Problem details: Calculate how many lines in the following records hold the word "Scope", and report that number without comment.

Available data:
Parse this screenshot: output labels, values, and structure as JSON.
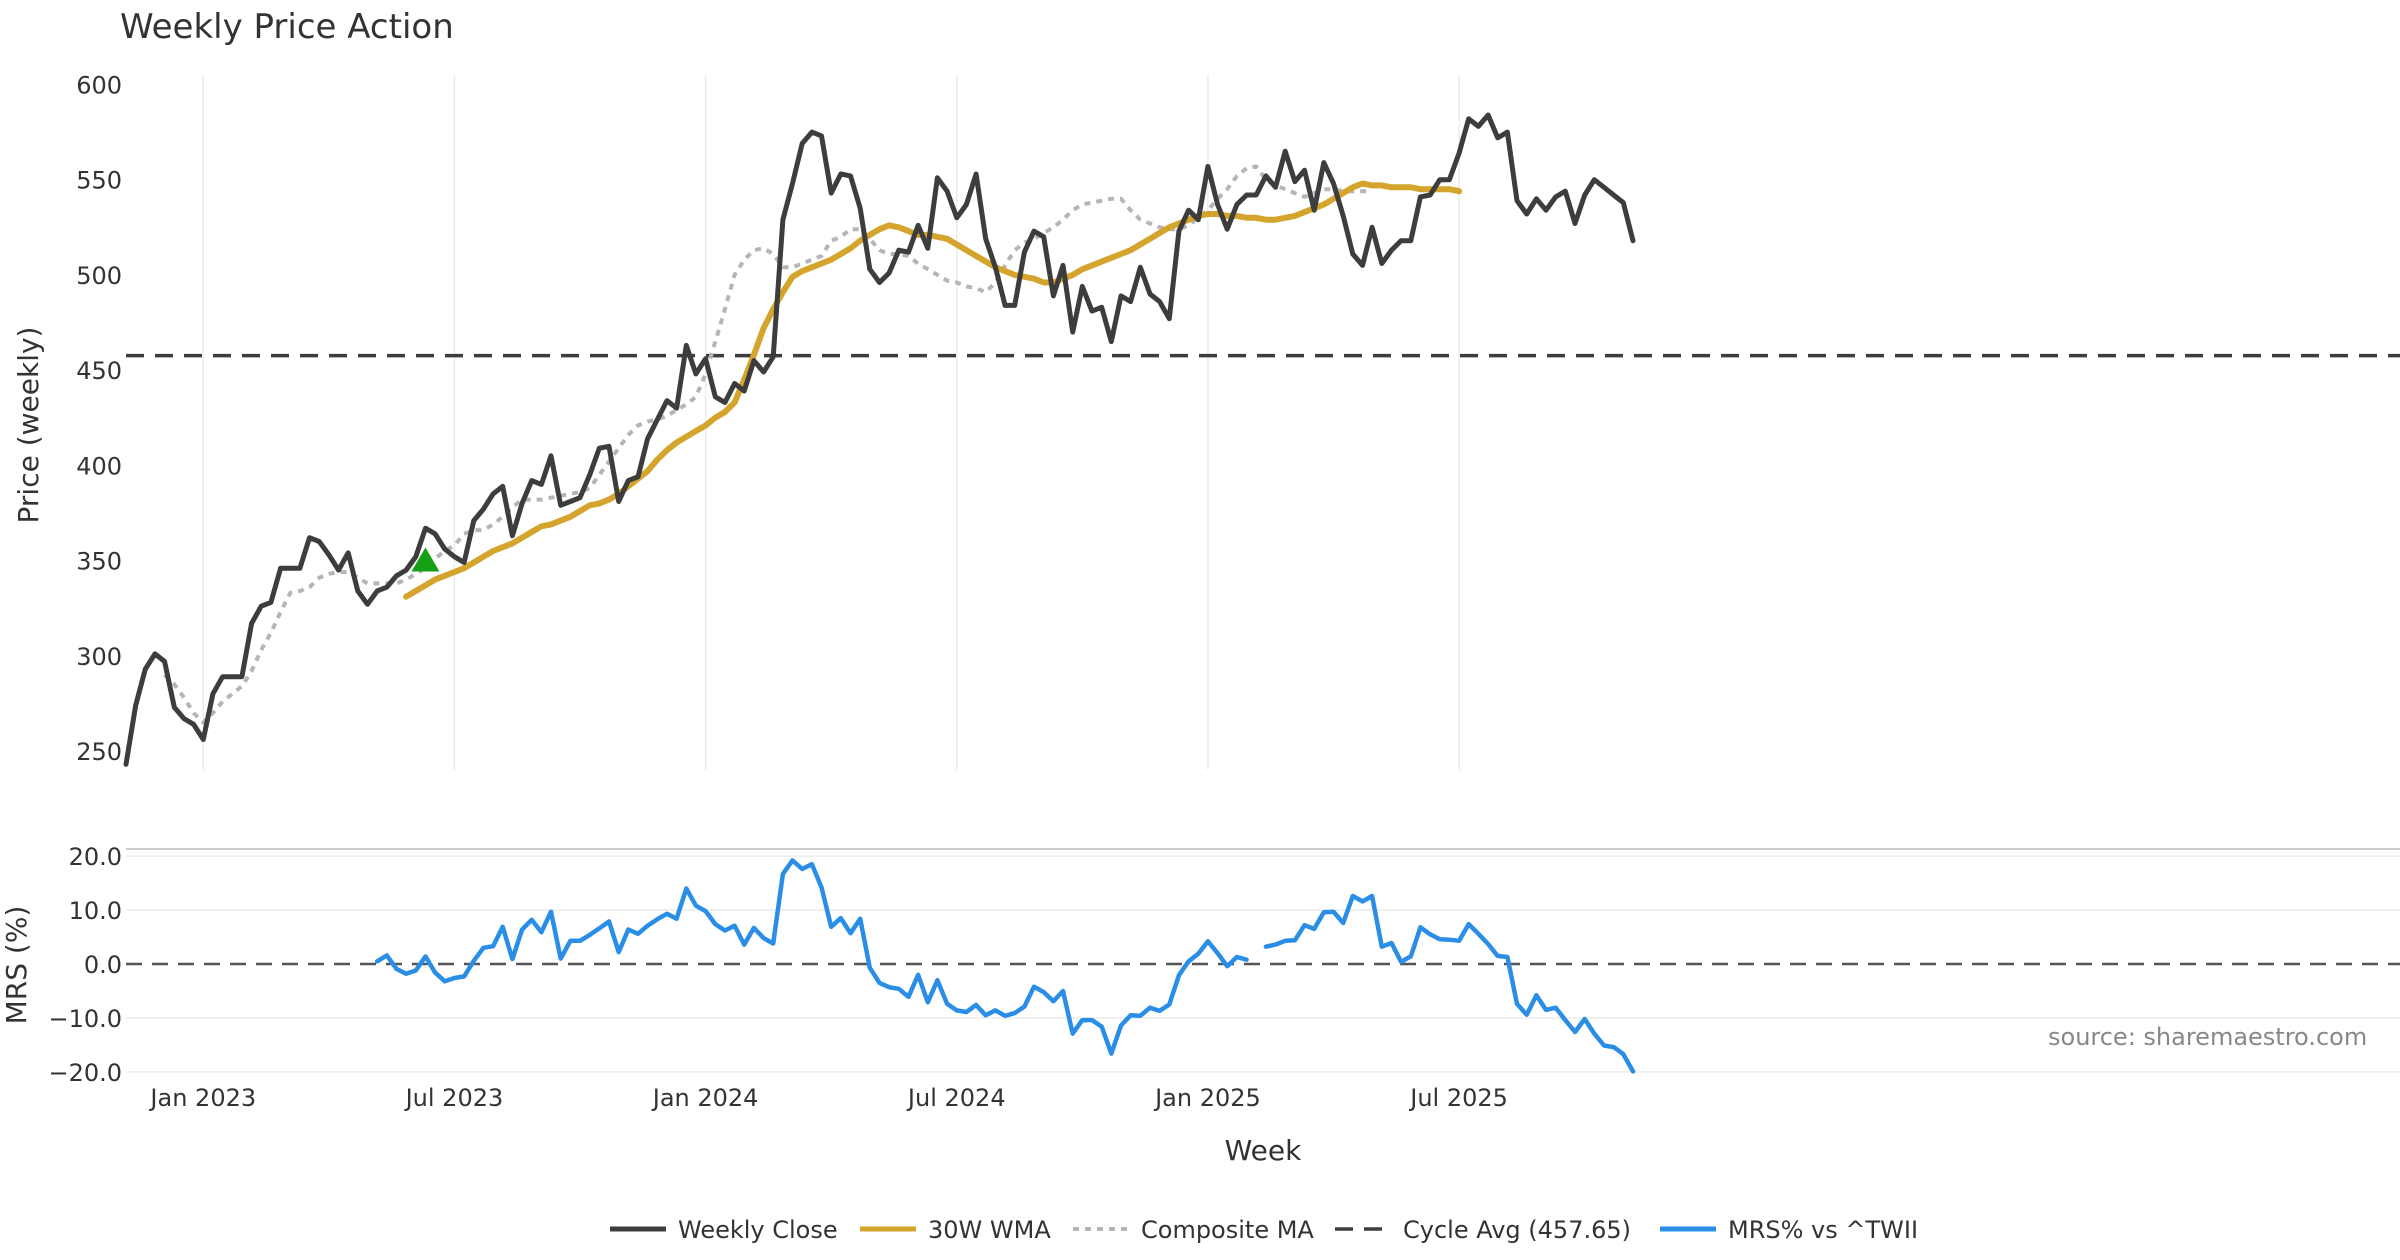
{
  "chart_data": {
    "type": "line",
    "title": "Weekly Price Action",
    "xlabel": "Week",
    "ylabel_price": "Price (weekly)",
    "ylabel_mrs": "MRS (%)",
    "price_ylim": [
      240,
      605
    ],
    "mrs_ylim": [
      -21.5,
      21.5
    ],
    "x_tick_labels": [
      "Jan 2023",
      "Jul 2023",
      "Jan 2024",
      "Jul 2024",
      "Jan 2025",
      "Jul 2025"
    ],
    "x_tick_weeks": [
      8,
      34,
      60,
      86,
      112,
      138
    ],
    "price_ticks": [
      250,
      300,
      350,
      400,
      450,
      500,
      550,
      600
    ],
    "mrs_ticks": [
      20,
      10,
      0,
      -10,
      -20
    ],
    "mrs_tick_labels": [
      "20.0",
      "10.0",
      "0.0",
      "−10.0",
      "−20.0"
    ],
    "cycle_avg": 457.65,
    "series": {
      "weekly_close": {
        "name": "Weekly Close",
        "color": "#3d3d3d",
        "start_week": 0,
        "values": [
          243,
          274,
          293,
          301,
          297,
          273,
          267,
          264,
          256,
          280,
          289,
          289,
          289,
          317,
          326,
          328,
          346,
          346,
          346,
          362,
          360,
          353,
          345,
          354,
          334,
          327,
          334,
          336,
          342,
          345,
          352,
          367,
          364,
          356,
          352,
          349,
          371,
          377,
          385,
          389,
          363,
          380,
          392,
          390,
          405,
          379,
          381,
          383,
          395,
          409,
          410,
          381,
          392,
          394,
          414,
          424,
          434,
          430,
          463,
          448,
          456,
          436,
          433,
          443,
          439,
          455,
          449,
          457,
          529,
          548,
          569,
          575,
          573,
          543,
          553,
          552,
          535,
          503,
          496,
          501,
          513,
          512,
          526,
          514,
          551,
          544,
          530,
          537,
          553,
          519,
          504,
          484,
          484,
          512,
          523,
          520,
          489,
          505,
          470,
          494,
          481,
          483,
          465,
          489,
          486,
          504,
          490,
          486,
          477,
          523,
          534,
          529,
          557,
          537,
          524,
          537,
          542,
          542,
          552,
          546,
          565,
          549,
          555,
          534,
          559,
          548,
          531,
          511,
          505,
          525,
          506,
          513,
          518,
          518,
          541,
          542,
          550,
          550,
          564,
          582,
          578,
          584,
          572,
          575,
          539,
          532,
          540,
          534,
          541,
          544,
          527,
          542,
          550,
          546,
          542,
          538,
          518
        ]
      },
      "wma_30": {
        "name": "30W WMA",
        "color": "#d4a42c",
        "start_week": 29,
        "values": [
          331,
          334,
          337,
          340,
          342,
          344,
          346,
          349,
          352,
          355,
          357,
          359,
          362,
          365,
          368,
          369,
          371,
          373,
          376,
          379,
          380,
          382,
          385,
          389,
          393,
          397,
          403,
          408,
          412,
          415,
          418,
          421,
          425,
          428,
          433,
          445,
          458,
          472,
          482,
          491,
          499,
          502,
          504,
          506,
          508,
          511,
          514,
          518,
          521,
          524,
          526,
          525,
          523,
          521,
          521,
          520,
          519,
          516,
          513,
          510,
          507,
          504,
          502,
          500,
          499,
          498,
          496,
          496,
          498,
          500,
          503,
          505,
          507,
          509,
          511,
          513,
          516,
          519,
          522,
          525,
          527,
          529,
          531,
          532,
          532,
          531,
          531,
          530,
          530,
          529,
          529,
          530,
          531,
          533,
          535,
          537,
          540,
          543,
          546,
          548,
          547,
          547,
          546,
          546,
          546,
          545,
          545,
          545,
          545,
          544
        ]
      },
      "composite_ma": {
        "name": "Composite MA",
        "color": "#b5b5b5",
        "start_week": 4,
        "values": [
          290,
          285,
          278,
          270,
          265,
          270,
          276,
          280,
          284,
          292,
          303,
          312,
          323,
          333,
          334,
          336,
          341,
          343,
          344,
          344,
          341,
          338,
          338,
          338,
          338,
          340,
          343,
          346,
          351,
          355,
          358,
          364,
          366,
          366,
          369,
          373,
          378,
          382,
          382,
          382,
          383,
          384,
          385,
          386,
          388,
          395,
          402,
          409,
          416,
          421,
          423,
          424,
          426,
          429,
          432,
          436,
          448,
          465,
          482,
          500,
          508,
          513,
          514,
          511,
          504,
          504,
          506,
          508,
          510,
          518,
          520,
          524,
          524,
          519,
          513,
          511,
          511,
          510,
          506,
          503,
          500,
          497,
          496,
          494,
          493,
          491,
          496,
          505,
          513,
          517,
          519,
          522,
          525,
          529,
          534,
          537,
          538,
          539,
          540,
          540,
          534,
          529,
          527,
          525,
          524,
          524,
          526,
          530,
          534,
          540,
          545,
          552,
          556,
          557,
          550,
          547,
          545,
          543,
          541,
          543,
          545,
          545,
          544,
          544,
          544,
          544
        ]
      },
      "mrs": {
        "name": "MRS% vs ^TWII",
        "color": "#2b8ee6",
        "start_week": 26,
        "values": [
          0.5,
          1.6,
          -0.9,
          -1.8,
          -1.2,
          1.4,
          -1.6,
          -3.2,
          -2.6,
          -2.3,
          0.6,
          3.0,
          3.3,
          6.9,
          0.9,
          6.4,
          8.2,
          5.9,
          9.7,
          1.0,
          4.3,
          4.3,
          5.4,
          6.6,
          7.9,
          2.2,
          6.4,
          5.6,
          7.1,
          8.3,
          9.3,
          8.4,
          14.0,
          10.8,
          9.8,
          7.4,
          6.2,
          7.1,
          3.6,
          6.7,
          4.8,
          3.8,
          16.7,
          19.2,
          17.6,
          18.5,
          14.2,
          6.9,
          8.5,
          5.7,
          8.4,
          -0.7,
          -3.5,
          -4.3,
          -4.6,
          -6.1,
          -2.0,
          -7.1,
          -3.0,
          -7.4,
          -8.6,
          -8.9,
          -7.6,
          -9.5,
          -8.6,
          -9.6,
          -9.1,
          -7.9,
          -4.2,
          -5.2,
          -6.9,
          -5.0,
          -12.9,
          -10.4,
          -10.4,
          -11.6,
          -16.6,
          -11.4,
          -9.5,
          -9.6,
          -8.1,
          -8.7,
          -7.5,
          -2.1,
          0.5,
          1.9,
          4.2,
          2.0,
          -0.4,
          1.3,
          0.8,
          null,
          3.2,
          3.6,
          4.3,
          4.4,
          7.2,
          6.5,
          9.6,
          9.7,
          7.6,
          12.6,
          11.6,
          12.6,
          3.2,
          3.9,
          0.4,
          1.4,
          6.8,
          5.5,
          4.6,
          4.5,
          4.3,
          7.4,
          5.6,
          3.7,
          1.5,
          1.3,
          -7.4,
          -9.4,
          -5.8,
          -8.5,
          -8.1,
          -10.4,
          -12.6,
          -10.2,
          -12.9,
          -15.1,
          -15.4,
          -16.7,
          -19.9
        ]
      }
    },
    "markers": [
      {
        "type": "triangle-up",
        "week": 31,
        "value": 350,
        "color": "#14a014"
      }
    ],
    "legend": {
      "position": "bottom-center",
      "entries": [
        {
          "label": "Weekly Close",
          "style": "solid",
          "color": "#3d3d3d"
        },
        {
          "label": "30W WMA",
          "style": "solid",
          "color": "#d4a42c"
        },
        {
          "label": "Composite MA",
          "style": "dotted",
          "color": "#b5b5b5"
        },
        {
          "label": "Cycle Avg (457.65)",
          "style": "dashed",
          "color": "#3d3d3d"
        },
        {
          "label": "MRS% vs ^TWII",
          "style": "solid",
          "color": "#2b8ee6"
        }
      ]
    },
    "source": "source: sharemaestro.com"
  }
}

--

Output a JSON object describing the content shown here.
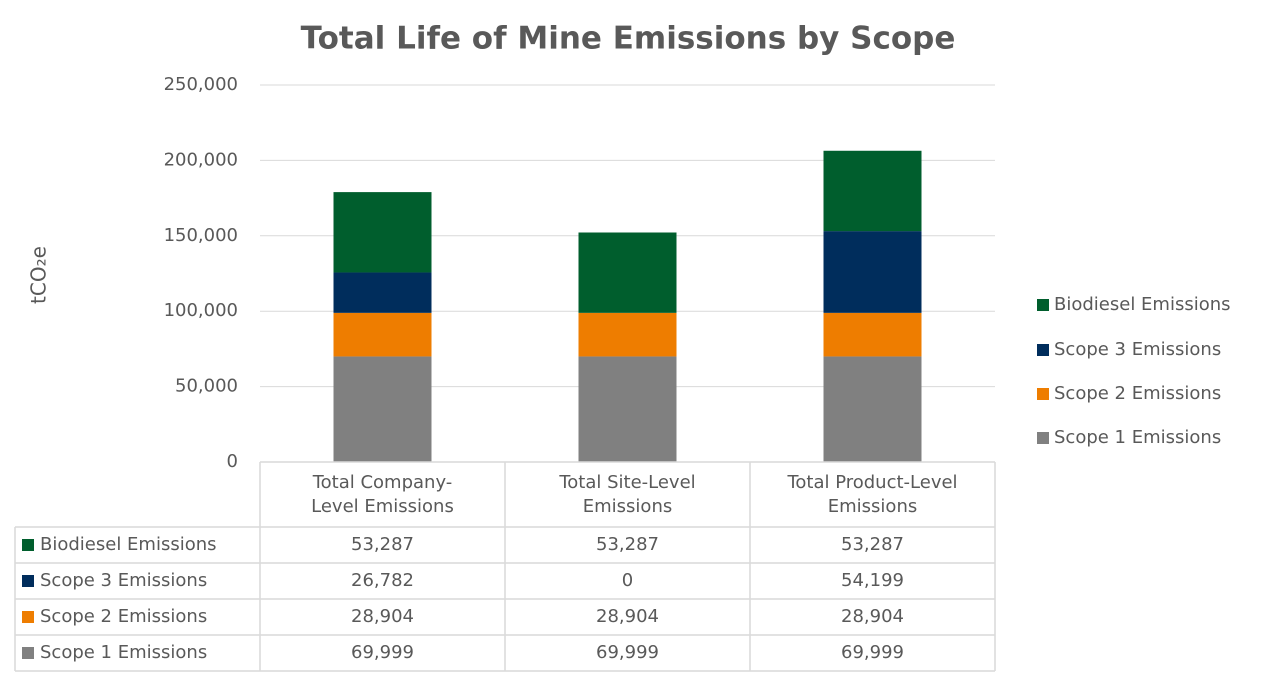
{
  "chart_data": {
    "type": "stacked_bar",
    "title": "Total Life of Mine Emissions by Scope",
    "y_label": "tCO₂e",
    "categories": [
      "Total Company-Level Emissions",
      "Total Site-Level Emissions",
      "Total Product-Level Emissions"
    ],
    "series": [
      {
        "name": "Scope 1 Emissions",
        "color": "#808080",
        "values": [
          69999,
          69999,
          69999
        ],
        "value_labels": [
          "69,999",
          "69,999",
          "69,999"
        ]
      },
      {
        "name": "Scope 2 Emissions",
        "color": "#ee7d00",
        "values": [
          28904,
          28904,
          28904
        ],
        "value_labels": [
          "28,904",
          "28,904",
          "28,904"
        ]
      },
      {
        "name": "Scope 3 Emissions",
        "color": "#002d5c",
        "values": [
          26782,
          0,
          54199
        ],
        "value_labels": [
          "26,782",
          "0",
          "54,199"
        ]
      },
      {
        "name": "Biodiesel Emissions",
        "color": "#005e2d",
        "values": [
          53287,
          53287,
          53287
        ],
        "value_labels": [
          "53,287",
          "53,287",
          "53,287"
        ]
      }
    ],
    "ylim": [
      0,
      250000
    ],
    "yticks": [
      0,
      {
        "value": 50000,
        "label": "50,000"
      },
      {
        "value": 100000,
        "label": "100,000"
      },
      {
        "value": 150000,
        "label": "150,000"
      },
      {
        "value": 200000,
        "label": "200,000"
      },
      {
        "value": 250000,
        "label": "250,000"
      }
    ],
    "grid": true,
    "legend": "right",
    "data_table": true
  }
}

---

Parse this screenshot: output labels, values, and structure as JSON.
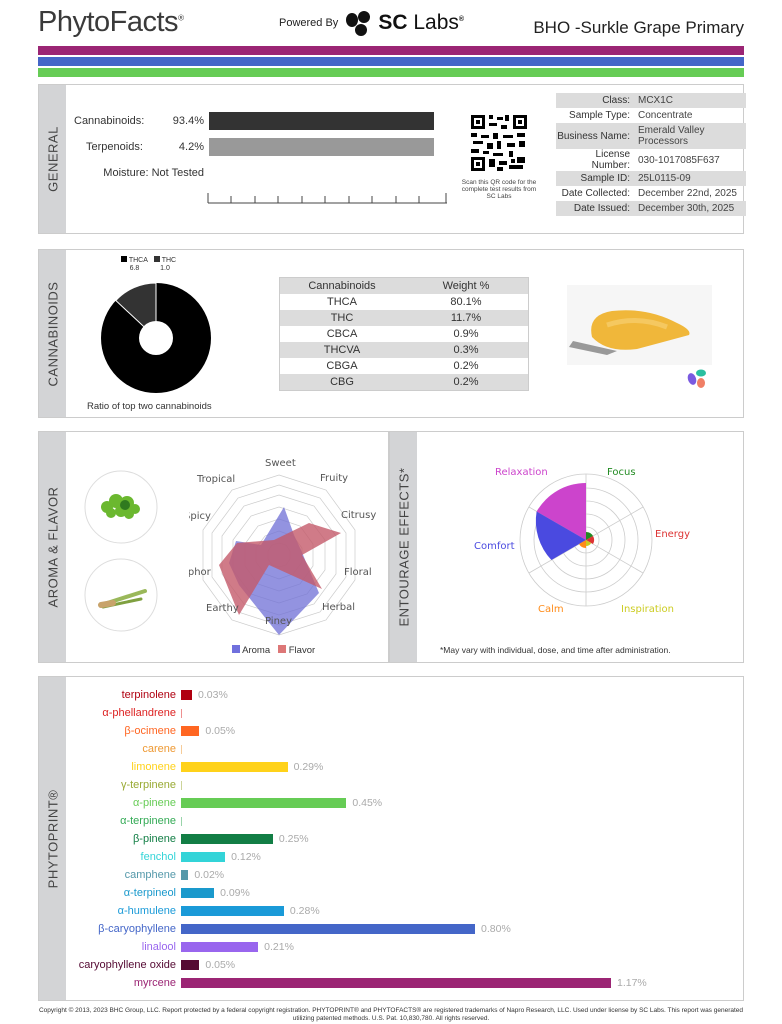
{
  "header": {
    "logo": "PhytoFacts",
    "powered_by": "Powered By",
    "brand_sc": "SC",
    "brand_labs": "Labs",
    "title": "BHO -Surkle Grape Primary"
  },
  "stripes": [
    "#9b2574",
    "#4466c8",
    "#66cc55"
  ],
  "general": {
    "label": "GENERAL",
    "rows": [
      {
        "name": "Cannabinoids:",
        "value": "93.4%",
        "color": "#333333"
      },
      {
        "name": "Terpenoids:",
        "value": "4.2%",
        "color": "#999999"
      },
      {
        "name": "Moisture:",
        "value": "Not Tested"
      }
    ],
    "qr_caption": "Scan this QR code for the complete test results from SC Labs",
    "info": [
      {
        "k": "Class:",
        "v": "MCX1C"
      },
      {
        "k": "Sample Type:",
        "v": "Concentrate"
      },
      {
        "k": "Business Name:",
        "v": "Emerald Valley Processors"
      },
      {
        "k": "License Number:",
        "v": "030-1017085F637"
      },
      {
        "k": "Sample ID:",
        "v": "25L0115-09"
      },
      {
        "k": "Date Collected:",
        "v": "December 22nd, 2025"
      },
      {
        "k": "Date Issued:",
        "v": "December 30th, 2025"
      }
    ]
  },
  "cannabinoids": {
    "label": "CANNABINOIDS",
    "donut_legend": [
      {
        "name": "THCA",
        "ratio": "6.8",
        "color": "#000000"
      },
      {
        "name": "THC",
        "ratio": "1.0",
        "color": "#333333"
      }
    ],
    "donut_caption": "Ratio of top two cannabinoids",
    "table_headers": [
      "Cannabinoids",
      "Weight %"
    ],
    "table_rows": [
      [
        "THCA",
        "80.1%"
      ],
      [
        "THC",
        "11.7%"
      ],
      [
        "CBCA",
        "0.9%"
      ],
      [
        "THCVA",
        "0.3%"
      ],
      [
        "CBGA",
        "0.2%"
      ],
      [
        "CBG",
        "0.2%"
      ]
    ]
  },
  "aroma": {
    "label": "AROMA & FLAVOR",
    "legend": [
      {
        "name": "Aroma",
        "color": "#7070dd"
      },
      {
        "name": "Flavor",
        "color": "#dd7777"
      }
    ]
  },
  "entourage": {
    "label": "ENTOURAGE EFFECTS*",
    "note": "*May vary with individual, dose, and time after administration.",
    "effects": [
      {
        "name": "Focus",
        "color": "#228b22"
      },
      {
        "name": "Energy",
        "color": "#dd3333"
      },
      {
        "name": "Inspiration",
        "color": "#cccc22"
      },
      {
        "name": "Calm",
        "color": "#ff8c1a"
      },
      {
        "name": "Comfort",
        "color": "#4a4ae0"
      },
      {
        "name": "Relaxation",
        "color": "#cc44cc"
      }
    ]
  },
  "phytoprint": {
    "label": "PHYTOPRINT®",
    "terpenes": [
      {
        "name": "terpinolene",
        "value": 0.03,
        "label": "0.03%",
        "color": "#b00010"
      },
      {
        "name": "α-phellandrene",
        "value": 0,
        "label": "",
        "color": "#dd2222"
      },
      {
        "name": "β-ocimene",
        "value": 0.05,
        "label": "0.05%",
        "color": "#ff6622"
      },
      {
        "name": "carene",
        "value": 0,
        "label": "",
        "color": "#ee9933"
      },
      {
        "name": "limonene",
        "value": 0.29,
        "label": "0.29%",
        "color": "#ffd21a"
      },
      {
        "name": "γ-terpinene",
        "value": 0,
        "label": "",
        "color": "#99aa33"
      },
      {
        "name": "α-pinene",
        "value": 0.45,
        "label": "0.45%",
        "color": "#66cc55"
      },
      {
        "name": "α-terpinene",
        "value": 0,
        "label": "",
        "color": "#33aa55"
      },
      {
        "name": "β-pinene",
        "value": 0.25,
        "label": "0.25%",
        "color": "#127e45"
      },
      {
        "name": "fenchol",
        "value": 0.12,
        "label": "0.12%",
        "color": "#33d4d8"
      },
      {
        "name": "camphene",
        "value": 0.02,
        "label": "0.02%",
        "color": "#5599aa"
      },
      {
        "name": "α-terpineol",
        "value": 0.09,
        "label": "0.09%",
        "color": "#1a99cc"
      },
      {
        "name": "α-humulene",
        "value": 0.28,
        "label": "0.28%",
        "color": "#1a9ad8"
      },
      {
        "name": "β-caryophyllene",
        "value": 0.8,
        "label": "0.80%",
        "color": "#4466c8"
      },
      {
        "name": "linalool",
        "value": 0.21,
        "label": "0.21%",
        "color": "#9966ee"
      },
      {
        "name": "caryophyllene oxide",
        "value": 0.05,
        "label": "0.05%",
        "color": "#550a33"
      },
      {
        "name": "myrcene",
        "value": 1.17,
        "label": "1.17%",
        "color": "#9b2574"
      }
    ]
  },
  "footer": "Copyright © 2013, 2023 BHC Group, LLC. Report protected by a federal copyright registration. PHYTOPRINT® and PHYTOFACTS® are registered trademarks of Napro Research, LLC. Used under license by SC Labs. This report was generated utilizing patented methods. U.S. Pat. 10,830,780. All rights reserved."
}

Full answer: 4